* [DATA SHOWN]
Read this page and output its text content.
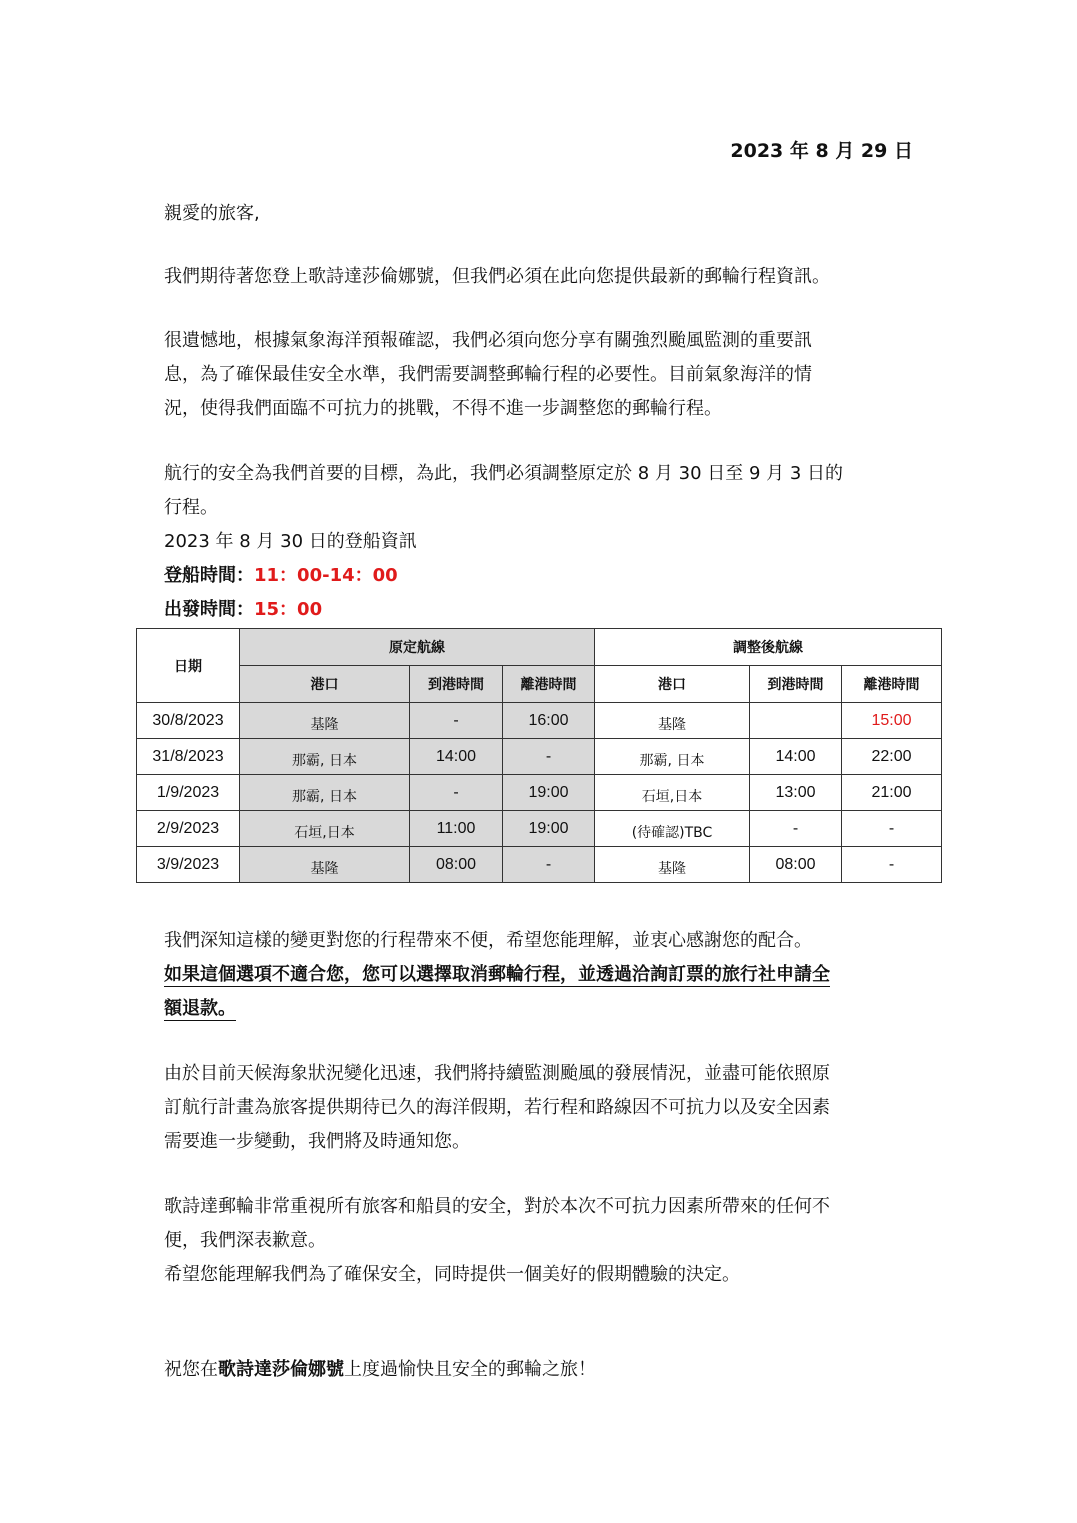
2023 年 8 月 29 日
親愛的旅客,
我們期待著您登上歌詩達莎倫娜號，但我們必須在此向您提供最新的郵輪行程資訊。
很遺憾地，根據氣象海洋預報確認，我們必須向您分享有關強烈颱風監測的重要訊
息，為了確保最佳安全水準，我們需要調整郵輪行程的必要性。目前氣象海洋的情
況，使得我們面臨不可抗力的挑戰，不得不進一步調整您的郵輪行程。
航行的安全為我們首要的目標，為此，我們必須調整原定於 8 月 30 日至 9 月 3 日的
行程。
2023 年 8 月 30 日的登船資訊
登船時間：11：00-14：00
出發時間：15：00
日期	原定航線			調整後航線		
	港口	到港時間	離港時間	港口	到港時間	離港時間
30/8/2023	基隆	-	16:00	基隆		15:00
31/8/2023	那霸, 日本	14:00	-	那霸, 日本	14:00	22:00
1/9/2023	那霸, 日本	-	19:00	石垣,日本	13:00	21:00
2/9/2023	石垣,日本	11:00	19:00	(待確認)TBC	-	-
3/9/2023	基隆	08:00	-	基隆	08:00	-
我們深知這樣的變更對您的行程帶來不便，希望您能理解，並衷心感謝您的配合。
如果這個選項不適合您，您可以選擇取消郵輪行程，並透過洽詢訂票的旅行社申請全
額退款。
由於目前天候海象狀況變化迅速，我們將持續監測颱風的發展情況，並盡可能依照原
訂航行計畫為旅客提供期待已久的海洋假期，若行程和路線因不可抗力以及安全因素
需要進一步變動，我們將及時通知您。
歌詩達郵輪非常重視所有旅客和船員的安全，對於本次不可抗力因素所帶來的任何不
便，我們深表歉意。
希望您能理解我們為了確保安全，同時提供一個美好的假期體驗的決定。
祝您在歌詩達莎倫娜號上度過愉快且安全的郵輪之旅！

* [TASK STATEMENT]
Copy the whole of the material above exactly, but not its images.

* [EXERCISE ANSWER]
Read this page and output its text content.
2023 年 8 月 29 日
親愛的旅客,
我們期待著您登上歌詩達莎倫娜號，但我們必須在此向您提供最新的郵輪行程資訊。
很遺憾地，根據氣象海洋預報確認，我們必須向您分享有關強烈颱風監測的重要訊
息，為了確保最佳安全水準，我們需要調整郵輪行程的必要性。目前氣象海洋的情
況，使得我們面臨不可抗力的挑戰，不得不進一步調整您的郵輪行程。
航行的安全為我們首要的目標，為此，我們必須調整原定於 8 月 30 日至 9 月 3 日的
行程。
2023 年 8 月 30 日的登船資訊
登船時間：11：00-14：00
出發時間：15：00
日期	原定航線			調整後航線		
	港口	到港時間	離港時間	港口	到港時間	離港時間
30/8/2023	基隆	-	16:00	基隆		15:00
31/8/2023	那霸, 日本	14:00	-	那霸, 日本	14:00	22:00
1/9/2023	那霸, 日本	-	19:00	石垣,日本	13:00	21:00
2/9/2023	石垣,日本	11:00	19:00	(待確認)TBC	-	-
3/9/2023	基隆	08:00	-	基隆	08:00	-
我們深知這樣的變更對您的行程帶來不便，希望您能理解，並衷心感謝您的配合。
如果這個選項不適合您，您可以選擇取消郵輪行程，並透過洽詢訂票的旅行社申請全
額退款。
由於目前天候海象狀況變化迅速，我們將持續監測颱風的發展情況，並盡可能依照原
訂航行計畫為旅客提供期待已久的海洋假期，若行程和路線因不可抗力以及安全因素
需要進一步變動，我們將及時通知您。
歌詩達郵輪非常重視所有旅客和船員的安全，對於本次不可抗力因素所帶來的任何不
便，我們深表歉意。
希望您能理解我們為了確保安全，同時提供一個美好的假期體驗的決定。
祝您在歌詩達莎倫娜號上度過愉快且安全的郵輪之旅！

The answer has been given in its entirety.